WHAT YOU WILL DO ▸ From the listing below, extract each line containing the string "watermark".
***
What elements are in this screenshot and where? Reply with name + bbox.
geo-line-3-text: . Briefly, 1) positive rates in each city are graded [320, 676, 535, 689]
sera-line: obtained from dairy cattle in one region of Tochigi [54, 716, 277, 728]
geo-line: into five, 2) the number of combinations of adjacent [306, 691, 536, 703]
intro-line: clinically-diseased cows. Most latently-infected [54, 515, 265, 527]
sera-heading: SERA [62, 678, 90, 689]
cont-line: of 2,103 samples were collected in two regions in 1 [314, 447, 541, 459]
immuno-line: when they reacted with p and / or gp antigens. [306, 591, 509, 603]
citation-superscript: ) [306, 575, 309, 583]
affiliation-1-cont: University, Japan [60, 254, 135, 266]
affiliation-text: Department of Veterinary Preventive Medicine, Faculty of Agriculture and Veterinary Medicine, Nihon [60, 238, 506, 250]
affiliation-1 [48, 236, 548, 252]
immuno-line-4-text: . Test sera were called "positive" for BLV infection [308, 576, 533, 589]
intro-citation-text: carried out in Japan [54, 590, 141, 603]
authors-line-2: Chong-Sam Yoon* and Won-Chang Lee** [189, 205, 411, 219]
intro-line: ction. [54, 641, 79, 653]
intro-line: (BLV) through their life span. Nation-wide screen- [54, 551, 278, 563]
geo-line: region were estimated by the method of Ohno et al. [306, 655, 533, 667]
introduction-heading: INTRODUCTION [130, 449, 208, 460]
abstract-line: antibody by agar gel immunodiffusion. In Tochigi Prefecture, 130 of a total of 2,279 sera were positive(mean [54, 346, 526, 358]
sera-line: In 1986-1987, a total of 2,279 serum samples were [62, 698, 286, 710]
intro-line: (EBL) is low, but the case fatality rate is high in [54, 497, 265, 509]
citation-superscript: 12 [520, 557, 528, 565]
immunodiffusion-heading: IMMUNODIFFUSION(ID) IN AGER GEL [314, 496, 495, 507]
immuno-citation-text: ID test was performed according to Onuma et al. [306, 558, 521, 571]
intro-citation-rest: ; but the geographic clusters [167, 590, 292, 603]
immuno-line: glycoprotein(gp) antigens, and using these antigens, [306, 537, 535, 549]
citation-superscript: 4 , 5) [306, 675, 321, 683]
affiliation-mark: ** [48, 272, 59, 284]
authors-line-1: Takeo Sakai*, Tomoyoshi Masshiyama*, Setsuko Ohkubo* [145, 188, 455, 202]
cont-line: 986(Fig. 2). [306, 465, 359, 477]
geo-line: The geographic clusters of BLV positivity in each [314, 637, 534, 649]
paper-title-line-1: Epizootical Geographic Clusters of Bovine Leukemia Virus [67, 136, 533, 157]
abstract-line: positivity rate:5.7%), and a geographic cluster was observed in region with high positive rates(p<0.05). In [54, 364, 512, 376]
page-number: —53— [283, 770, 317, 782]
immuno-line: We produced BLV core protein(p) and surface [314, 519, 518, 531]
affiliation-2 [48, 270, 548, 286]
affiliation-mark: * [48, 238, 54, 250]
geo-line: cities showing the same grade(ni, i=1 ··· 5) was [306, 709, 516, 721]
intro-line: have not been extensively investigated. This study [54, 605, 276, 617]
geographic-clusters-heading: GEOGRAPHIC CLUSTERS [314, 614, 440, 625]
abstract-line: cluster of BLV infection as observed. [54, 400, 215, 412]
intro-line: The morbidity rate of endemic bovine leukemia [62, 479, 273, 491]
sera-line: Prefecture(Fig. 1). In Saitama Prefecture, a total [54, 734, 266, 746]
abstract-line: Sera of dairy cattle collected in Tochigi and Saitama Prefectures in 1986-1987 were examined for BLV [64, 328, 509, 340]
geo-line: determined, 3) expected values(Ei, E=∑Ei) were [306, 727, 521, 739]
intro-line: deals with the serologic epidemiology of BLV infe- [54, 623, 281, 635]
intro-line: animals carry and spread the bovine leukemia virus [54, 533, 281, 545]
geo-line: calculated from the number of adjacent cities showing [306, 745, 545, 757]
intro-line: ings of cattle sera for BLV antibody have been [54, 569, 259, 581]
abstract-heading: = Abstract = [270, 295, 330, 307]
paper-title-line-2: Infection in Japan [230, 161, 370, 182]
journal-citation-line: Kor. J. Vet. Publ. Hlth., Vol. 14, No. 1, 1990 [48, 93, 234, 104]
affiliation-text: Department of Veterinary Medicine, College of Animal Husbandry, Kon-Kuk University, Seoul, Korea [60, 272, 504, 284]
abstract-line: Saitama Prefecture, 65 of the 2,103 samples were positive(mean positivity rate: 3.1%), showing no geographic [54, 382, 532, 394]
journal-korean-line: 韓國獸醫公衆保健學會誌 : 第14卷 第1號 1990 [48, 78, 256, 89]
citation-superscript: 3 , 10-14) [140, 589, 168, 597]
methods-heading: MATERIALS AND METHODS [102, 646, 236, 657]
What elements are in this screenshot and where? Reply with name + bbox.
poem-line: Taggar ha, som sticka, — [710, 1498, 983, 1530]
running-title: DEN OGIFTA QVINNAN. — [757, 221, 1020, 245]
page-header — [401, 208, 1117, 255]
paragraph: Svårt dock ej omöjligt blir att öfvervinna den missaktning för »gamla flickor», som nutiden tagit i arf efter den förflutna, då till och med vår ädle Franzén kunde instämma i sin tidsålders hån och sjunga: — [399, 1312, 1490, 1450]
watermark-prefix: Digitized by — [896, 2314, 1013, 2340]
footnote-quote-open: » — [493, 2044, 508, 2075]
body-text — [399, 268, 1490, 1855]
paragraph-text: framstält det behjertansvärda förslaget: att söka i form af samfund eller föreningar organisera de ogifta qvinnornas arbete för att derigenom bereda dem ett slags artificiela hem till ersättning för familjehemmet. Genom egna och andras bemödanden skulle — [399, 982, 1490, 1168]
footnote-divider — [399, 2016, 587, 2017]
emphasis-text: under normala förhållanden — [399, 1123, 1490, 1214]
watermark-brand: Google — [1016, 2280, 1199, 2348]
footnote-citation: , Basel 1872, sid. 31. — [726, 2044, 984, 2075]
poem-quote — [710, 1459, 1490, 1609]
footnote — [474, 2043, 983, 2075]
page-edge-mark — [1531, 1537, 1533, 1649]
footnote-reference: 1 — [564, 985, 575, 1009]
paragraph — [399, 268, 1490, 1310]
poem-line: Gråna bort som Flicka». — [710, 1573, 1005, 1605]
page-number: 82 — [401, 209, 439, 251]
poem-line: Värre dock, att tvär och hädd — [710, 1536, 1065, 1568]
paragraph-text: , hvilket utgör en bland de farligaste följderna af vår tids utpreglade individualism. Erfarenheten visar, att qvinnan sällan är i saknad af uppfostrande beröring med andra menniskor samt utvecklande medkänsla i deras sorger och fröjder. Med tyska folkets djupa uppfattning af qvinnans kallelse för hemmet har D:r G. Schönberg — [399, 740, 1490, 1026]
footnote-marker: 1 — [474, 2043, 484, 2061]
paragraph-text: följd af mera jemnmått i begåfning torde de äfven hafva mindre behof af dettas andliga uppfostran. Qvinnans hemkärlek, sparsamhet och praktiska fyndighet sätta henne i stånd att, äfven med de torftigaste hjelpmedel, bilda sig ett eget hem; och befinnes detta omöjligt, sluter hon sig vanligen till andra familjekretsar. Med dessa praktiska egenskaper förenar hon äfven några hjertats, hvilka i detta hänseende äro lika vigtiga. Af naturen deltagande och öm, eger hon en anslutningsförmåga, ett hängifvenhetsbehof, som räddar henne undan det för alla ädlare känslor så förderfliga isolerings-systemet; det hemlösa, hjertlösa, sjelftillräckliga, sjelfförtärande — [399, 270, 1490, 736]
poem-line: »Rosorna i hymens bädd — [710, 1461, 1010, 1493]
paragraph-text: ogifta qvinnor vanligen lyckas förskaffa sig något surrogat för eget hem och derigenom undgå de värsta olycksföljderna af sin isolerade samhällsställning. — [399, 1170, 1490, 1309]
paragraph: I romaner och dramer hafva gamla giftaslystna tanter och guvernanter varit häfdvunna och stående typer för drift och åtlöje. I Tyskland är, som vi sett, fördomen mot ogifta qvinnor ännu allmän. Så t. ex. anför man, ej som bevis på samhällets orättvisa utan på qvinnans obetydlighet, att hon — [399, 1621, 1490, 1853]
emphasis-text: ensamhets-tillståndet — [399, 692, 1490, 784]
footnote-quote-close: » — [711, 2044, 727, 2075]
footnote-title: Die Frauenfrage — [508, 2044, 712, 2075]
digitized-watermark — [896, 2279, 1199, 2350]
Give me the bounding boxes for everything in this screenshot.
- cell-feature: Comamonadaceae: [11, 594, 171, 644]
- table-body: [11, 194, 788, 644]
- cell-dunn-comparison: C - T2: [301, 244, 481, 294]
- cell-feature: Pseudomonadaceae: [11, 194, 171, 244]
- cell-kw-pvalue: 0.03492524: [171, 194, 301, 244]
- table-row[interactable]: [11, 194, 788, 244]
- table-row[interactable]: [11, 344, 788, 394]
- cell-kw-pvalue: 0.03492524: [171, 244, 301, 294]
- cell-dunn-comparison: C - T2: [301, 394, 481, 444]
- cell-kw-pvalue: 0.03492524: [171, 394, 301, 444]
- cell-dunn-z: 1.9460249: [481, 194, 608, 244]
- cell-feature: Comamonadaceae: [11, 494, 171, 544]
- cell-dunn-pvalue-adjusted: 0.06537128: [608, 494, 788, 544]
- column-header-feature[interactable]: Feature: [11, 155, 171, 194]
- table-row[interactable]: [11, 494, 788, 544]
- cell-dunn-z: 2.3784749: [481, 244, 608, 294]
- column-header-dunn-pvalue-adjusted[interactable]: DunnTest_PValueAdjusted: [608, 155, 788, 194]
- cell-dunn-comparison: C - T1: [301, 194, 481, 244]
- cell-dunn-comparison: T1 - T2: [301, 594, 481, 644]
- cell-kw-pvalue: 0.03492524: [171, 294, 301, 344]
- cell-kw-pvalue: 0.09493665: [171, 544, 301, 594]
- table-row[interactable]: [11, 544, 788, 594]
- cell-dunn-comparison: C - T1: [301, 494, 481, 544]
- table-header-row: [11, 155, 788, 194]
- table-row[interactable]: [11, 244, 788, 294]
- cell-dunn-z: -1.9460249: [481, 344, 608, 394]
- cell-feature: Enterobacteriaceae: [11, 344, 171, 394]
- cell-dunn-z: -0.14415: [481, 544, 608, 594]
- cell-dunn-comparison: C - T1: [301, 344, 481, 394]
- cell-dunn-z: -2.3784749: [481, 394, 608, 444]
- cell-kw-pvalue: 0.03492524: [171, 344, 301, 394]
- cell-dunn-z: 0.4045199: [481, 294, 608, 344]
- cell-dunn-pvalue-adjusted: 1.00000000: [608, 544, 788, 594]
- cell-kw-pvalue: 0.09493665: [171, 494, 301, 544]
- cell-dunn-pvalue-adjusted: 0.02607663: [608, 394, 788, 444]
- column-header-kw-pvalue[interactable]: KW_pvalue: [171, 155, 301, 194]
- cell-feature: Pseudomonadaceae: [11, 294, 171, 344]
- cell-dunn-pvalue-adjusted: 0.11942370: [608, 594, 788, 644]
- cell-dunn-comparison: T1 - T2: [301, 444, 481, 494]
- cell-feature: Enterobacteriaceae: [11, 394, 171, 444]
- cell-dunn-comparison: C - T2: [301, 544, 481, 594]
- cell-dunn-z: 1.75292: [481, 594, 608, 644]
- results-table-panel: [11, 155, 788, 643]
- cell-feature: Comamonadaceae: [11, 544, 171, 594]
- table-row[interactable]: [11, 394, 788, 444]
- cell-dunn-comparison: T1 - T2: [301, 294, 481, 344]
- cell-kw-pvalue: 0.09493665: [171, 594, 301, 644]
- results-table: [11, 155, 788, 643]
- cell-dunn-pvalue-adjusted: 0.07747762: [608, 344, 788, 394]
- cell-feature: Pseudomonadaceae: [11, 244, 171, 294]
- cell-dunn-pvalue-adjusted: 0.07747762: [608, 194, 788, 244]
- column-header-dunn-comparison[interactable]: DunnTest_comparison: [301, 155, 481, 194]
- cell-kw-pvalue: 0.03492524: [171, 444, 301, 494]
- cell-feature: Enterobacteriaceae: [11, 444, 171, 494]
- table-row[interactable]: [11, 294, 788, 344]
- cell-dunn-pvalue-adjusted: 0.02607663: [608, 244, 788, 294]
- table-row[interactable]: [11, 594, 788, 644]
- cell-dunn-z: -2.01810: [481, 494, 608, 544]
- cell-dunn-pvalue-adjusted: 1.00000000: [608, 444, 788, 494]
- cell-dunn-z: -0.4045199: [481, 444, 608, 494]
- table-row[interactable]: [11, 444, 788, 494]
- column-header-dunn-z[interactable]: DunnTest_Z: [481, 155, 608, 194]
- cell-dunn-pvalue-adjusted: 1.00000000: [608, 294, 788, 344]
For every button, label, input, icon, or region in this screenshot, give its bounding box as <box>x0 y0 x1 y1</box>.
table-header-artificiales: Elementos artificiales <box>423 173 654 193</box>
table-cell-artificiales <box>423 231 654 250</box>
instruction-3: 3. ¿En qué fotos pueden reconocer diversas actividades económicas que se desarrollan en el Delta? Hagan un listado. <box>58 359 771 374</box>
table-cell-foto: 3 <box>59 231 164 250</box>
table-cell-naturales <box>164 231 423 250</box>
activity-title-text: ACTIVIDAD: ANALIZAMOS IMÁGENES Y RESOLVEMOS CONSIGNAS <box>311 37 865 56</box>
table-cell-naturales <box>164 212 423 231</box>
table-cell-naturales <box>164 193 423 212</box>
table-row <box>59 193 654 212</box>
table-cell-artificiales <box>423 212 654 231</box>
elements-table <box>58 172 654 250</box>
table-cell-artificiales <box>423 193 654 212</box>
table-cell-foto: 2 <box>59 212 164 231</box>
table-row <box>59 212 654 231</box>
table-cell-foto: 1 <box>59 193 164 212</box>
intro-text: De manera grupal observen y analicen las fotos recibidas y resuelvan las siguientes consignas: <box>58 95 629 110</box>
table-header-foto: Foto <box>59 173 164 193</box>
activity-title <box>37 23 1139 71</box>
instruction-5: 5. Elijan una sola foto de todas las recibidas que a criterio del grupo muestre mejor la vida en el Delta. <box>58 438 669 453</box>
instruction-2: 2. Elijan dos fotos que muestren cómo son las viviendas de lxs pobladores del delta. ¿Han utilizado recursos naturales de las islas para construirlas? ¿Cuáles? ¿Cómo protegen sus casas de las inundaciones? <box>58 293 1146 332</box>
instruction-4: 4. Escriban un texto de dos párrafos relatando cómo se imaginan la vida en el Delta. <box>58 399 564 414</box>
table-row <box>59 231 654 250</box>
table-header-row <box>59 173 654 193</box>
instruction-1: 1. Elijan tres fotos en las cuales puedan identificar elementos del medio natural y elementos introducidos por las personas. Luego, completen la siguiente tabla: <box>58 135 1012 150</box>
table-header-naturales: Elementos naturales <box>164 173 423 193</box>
***
FINISHED TASK ▸
watermark-prefix: Digitized by — [896, 2314, 1013, 2340]
watermark-brand: Google — [1016, 2280, 1199, 2348]
digitized-watermark — [896, 2279, 1199, 2350]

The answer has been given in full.